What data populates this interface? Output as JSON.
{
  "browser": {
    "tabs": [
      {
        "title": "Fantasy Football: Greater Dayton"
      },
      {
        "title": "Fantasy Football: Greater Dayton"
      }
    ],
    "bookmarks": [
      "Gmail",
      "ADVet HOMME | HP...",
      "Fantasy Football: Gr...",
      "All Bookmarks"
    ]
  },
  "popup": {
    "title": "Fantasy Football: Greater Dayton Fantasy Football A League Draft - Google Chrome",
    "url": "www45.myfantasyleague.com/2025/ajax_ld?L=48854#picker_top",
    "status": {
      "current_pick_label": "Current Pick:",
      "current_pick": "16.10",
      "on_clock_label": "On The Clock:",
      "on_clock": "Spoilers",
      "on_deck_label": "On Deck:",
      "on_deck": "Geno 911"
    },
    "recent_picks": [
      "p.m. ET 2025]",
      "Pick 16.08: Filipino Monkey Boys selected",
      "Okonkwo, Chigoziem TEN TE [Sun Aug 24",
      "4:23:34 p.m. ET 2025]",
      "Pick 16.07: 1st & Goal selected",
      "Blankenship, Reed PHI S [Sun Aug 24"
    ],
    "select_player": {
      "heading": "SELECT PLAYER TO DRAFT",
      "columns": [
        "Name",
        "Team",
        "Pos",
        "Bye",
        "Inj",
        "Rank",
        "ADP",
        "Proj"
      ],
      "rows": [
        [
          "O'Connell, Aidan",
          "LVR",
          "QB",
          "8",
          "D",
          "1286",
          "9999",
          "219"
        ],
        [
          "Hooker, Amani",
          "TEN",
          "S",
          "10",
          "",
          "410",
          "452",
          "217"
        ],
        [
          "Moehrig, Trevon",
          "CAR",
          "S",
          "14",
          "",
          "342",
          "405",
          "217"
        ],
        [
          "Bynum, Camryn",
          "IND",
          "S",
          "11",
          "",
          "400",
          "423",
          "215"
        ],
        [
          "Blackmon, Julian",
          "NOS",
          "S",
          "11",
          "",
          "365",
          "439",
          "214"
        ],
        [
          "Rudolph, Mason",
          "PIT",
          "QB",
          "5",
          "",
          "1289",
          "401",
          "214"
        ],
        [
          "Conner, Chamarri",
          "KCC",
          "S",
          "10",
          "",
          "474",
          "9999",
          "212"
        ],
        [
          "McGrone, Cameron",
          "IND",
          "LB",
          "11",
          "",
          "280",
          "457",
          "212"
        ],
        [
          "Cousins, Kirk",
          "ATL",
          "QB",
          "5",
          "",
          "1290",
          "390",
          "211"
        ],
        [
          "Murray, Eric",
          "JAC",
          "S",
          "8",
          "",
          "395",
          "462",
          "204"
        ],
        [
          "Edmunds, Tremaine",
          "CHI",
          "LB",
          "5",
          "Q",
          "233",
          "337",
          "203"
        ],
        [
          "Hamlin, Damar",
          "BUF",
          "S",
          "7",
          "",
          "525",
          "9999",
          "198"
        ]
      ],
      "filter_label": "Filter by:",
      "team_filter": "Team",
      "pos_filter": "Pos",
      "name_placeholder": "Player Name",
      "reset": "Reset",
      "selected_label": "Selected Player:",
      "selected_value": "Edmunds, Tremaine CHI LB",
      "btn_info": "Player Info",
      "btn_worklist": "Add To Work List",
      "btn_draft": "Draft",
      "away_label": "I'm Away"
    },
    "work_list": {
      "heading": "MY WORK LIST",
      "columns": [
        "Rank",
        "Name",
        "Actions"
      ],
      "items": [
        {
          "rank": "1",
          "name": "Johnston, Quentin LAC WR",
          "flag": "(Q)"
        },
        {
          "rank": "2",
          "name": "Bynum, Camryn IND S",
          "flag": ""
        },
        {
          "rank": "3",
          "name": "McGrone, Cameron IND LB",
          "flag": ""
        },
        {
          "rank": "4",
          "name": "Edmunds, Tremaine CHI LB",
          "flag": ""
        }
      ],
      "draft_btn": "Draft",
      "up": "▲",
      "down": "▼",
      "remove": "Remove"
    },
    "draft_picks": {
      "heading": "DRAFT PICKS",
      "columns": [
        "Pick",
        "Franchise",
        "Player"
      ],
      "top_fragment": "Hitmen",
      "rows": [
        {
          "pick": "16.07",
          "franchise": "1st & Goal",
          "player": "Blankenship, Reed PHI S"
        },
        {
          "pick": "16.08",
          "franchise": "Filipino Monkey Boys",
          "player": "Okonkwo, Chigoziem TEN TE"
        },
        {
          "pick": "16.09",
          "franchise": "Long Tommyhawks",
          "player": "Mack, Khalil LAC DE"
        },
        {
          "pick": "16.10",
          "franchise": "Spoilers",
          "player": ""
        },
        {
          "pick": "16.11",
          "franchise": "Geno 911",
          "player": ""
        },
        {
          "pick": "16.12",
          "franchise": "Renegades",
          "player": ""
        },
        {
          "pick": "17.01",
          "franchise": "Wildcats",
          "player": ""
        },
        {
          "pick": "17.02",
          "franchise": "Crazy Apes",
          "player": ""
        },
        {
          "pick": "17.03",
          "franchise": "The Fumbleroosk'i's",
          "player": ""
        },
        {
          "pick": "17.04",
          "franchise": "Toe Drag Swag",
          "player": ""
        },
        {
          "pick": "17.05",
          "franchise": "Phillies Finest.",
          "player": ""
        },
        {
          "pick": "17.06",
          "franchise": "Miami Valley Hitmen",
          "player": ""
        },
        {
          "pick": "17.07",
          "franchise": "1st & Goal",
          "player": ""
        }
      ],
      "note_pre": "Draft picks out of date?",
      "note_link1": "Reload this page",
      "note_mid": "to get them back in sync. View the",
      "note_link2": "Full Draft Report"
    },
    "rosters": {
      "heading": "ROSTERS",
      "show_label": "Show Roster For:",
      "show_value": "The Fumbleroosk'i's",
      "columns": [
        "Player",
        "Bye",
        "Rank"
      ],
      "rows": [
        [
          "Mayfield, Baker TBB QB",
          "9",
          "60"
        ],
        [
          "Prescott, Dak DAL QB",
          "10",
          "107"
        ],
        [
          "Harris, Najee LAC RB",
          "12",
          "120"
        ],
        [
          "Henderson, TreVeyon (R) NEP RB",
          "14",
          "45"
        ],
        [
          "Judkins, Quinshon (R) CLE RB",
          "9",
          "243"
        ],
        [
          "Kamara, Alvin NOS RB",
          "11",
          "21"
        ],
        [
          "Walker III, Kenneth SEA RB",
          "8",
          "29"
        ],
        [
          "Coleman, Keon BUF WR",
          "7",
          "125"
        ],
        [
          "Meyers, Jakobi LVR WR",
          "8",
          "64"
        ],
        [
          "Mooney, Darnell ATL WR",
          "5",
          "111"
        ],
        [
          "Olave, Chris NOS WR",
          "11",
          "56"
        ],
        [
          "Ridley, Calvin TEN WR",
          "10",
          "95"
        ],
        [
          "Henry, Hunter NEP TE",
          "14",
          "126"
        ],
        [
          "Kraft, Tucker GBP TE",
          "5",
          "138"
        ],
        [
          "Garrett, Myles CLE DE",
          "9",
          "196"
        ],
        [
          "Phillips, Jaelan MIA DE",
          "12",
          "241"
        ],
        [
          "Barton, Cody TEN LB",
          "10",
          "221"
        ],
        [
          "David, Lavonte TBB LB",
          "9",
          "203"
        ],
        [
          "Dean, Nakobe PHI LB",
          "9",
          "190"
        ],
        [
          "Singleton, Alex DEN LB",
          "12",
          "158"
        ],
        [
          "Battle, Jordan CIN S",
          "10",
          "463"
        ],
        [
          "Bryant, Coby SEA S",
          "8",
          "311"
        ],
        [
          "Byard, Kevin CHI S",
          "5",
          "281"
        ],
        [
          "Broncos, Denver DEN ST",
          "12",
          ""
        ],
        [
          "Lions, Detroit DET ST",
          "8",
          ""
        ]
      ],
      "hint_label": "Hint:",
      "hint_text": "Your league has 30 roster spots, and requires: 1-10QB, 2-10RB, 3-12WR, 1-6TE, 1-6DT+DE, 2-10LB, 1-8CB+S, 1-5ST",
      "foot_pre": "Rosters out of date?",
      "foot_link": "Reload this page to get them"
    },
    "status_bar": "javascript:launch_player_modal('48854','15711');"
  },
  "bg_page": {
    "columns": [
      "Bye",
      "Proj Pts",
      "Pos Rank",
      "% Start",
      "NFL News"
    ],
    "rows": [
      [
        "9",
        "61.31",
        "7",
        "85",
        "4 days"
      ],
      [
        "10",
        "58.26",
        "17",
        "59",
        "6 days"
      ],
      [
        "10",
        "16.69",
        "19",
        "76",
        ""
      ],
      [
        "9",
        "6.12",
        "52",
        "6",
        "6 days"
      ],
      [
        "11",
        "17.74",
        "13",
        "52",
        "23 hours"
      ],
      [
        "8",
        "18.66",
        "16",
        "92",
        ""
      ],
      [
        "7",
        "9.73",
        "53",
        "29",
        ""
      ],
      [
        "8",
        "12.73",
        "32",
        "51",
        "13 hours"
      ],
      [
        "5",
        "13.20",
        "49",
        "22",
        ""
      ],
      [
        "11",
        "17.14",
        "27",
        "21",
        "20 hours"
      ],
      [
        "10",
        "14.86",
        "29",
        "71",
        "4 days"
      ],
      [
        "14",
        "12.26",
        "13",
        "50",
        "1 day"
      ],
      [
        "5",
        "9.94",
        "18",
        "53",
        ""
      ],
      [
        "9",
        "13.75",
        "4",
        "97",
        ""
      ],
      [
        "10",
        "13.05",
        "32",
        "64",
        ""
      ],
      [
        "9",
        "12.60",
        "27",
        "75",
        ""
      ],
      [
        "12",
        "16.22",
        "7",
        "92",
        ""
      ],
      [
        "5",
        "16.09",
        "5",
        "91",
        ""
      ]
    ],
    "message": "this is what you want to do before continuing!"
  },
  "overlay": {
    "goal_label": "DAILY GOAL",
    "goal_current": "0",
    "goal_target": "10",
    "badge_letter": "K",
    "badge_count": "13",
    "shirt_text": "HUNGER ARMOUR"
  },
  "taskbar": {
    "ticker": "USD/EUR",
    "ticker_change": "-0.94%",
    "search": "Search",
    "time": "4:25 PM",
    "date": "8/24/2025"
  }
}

☆ ☆ ☆ ☆ ☆ ☆ ☆

# [Exercise requirements]
Return each line that includes "this".

# [Result]
What data populates this interface? Output as JSON.
      "note_link1": "Reload this page",
      "foot_link": "Reload this page to get them"
    "message": "this is what you want to do before continuing!"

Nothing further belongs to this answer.